Page text: Begin
Our Shackled Planet

Photograph Source: Jonathan McIntosh – CC BY 2.0

“Protecting the border” is essentially the same thing as protecting your own property, right? You’ve got to protect it from invaders, thieves — lawless jerks who want what you have.

If you’re rich and paranoid, then you have no doubt that’s what refugees are, especially down there at the southern U.S. border, or if you’re the European Union, the northern edge of Africa. The EU’s “Mexico” is the failed state of Libya, which, thanks to its former colonial conquerors, can now make a little scratch stopping the desperate hordes of people fleeing poverty, violence and the vicious effects of climate change from crossing the Mediterranean and finding a more secure life in Europe.

How do we move beyond a world that is shredded by invisible (imaginary) borders into endless enclaves of us and them? How do we embrace Planet Earth as a single, organic whole, of which we are just a part? How do we govern with a reverence for this whole?

“What,” Todd Miller asks in his book, Build Bridges, Not Walls (quoted at Yes!), “if we were to allow ourselves to imagine a world without borders? What if we were to see borders not as shields, but as shackles keeping the planet in an unsustainable status quo of inequality, racial divide, and climate catastrophe?”
Page text: End
**Task instructions:**
Please reproduce the passage of the piece on borders between "Our Shackled Planet" and "what you have.", inclusive.
Information supplied: Begin
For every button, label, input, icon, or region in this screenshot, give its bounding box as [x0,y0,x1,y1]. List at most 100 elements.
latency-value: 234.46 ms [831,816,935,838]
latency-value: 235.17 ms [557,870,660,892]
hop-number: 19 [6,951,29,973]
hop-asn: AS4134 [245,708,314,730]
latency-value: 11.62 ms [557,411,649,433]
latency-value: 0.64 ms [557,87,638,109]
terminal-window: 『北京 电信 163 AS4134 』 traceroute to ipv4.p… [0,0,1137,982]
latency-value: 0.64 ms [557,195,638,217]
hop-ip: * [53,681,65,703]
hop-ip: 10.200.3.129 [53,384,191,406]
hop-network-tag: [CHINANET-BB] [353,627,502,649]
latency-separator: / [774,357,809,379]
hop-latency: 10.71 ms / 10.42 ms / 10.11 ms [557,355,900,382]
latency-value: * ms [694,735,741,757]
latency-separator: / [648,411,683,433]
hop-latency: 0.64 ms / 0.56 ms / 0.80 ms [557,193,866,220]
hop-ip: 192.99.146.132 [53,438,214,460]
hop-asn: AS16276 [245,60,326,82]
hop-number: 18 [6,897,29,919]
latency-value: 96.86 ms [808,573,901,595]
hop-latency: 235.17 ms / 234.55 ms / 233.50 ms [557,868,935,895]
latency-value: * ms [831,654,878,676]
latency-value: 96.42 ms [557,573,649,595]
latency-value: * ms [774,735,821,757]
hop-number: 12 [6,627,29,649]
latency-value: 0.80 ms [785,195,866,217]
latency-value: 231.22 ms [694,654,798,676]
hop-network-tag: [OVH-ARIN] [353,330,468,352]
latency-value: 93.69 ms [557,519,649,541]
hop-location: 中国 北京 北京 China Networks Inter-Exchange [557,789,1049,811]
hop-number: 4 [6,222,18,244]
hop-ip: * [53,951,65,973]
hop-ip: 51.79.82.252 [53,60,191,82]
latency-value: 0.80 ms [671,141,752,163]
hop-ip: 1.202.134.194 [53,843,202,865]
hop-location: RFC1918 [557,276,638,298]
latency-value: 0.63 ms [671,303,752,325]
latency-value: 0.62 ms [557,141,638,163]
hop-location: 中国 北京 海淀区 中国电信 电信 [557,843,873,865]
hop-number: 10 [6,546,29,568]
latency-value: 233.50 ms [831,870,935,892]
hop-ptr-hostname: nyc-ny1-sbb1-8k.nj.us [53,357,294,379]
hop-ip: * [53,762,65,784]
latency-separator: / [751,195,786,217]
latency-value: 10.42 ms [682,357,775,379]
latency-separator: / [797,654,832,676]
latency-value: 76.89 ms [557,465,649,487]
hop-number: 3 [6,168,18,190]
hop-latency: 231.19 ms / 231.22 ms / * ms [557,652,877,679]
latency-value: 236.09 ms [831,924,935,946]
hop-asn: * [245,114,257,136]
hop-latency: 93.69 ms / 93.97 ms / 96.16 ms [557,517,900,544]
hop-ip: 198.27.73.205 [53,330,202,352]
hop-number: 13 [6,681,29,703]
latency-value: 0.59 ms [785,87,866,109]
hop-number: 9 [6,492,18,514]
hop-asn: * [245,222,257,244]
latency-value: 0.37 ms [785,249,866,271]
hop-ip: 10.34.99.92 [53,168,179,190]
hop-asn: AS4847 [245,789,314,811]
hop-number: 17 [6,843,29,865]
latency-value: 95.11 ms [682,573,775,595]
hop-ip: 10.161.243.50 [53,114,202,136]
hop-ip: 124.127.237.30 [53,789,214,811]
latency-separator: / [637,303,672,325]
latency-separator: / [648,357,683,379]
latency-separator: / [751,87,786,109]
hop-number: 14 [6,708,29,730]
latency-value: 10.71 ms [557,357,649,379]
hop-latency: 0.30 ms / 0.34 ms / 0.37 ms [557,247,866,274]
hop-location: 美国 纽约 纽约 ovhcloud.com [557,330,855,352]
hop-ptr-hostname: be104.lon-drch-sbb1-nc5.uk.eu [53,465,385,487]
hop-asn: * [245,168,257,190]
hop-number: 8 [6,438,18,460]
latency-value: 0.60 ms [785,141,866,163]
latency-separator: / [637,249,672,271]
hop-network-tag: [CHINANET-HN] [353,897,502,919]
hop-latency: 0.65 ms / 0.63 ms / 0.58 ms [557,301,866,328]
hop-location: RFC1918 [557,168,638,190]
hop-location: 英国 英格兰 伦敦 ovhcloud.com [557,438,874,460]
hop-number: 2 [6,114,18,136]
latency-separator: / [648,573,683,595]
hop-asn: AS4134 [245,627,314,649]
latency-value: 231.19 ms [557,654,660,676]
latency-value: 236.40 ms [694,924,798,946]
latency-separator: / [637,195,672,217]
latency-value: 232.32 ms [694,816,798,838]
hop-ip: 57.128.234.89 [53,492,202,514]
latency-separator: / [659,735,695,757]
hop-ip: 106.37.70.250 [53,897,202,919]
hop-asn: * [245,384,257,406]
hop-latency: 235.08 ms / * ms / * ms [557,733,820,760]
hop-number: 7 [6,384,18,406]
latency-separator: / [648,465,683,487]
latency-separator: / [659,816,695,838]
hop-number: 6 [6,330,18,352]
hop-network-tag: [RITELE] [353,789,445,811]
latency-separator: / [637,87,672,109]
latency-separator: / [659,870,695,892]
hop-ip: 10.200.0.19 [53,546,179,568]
Information supplied: End
**Answer to the exercise:**
Our Shackled Planet

Photograph Source: Jonathan McIntosh – CC BY 2.0

“Protecting the border” is essentially the same thing as protecting your own property, right? You’ve got to protect it from invaders, thieves — lawless jerks who want what you have.